A shop such as yours might be a lot more comfortable with a solution
such as JBoss or Apache or Cocoon than, for example, a pure MS shop.
If you go with something like Cocoon you have, in turn, the ability to
easily do SAX pipelines. That then means that you can easily do
multiple transformations (breaking down the cacheable vs.
non-cacheable portions of the site as appropriate) which in turn means
your XML architecture can be more granular and also makes it easier to
use multiple vocabularies. An example Cocoon site doing lots of
content through Cocoon is www.vnunet.com which might be somewhat close
to where you're headed? (Note it's being served out of Italy,
depending on where you're located you may get a bit of latency...)
Do you intend to stick with PHP and mySQL/postgress on the back end?

(Required work):
A) Repeat the passage of the Cocoon message from "non-cacheable portions of" up to and including "the back end?".
B) Answer these questions using the Cocoon message:
(i) Which site is given as an example of a Cocoon site doing lots of content?
(ii) From which country is that site served?
(iii) According to the message, what does going with something like Cocoon make easy to do?
C) Summarize the Cocoon message in two sentences.

(Excerpted data):
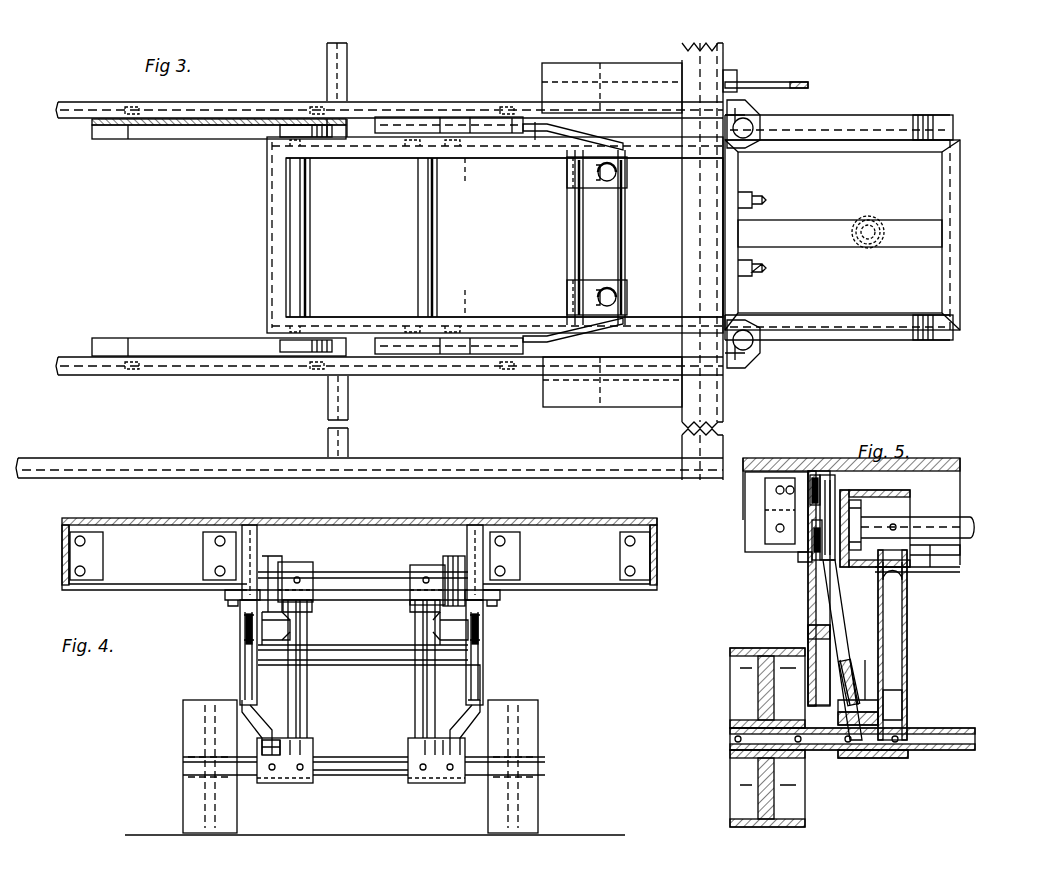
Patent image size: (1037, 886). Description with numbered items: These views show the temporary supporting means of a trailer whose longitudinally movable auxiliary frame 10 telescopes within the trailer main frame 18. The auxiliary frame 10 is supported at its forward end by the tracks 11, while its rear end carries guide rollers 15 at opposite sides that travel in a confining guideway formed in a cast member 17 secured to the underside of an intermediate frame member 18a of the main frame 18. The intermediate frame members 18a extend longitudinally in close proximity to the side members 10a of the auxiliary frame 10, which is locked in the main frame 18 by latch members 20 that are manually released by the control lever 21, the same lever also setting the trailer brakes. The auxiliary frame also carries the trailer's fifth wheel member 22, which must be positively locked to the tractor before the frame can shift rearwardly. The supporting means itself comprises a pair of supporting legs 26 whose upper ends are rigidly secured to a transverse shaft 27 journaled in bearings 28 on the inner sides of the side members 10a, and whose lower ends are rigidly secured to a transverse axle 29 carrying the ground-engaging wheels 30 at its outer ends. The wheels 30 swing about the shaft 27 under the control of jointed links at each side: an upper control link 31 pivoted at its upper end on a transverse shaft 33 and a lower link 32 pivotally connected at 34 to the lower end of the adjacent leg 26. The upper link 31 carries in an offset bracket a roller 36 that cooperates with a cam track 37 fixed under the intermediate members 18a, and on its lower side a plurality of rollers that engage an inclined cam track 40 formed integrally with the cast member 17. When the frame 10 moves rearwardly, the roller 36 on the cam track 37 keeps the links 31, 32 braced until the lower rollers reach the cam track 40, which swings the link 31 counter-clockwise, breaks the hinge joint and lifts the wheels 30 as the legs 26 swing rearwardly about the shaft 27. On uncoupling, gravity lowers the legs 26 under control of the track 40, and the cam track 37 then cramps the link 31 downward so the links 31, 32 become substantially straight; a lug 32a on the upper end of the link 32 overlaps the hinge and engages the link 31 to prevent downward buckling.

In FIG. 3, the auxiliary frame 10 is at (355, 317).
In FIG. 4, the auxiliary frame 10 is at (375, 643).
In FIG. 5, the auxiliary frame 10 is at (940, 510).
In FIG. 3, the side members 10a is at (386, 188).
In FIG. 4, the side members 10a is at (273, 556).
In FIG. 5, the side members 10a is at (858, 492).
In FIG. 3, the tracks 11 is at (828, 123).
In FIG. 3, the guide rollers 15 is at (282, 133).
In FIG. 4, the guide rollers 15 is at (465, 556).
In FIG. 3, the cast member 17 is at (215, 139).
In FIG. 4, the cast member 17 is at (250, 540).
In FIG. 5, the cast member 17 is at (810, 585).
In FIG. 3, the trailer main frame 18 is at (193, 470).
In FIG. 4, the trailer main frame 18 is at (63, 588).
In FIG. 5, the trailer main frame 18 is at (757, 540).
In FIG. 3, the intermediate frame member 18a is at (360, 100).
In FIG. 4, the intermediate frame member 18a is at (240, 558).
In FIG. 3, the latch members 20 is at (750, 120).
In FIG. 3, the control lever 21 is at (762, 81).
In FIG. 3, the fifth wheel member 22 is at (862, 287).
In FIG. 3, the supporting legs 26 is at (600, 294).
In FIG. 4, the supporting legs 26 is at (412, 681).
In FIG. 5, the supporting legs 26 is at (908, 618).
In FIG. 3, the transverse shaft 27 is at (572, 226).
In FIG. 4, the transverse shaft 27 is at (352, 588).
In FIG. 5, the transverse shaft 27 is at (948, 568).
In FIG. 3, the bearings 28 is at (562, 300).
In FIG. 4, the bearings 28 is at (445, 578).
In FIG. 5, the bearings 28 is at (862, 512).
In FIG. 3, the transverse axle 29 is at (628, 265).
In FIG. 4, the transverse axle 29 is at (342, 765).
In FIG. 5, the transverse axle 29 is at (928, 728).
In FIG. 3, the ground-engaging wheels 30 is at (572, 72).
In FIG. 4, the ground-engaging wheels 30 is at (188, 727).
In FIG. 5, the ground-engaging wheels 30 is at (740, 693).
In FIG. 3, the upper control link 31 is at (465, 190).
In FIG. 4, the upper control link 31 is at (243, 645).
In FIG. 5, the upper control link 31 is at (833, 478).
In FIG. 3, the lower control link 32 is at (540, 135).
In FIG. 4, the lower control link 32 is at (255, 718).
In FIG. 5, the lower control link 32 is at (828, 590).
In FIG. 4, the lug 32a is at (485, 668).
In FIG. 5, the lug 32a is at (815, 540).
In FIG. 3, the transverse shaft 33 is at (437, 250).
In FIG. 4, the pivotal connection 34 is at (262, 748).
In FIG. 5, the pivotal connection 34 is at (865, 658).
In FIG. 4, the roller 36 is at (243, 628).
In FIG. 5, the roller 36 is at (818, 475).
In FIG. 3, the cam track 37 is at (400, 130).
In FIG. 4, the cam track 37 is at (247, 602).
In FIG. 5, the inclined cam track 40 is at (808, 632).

* * *

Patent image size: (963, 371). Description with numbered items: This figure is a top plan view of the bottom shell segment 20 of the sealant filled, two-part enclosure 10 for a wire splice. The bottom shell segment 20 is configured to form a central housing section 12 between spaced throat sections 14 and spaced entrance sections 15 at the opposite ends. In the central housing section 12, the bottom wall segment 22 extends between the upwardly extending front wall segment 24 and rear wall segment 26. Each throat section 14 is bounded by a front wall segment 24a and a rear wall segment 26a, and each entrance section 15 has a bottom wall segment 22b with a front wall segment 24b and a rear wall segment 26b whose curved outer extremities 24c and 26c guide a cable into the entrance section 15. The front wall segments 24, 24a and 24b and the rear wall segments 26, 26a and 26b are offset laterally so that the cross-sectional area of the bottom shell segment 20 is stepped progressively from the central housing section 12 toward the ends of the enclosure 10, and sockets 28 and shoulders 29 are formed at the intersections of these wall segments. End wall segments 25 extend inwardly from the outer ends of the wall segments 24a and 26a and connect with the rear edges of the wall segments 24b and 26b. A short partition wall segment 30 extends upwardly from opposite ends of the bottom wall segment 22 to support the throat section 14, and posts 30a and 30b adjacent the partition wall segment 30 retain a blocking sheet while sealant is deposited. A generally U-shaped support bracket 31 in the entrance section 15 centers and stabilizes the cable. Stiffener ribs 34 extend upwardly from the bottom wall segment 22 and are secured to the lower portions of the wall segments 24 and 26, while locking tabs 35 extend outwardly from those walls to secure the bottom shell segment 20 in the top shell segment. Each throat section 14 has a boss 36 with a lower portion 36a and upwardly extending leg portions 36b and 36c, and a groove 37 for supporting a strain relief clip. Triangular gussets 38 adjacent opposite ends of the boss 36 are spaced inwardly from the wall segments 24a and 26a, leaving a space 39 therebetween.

(Outputs):
A)
non-cacheable portions of the site as appropriate) which in turn means
your XML architecture can be more granular and also makes it easier to
use multiple vocabularies. An example Cocoon site doing lots of
content through Cocoon is www.vnunet.com which might be somewhat close
to where you're headed? (Note it's being served out of Italy,
depending on where you're located you may get a bit of latency...)
Do you intend to stick with PHP and mySQL/postgress on the back end?

B)
(i) www.vnunet.com
(ii) Italy
(iii) SAX pipelines

C) The message suggests that a shop like the reader's may be more comfortable with JBoss, Apache, or Cocoon than a pure MS shop would be. It adds that Cocoon makes SAX pipelines and multiple transformations easy, which allows a more granular XML architecture and easier use of multiple vocabularies, and it points to www.vnunet.com, served out of Italy, as an example before asking whether the reader intends to stick with PHP on the back end.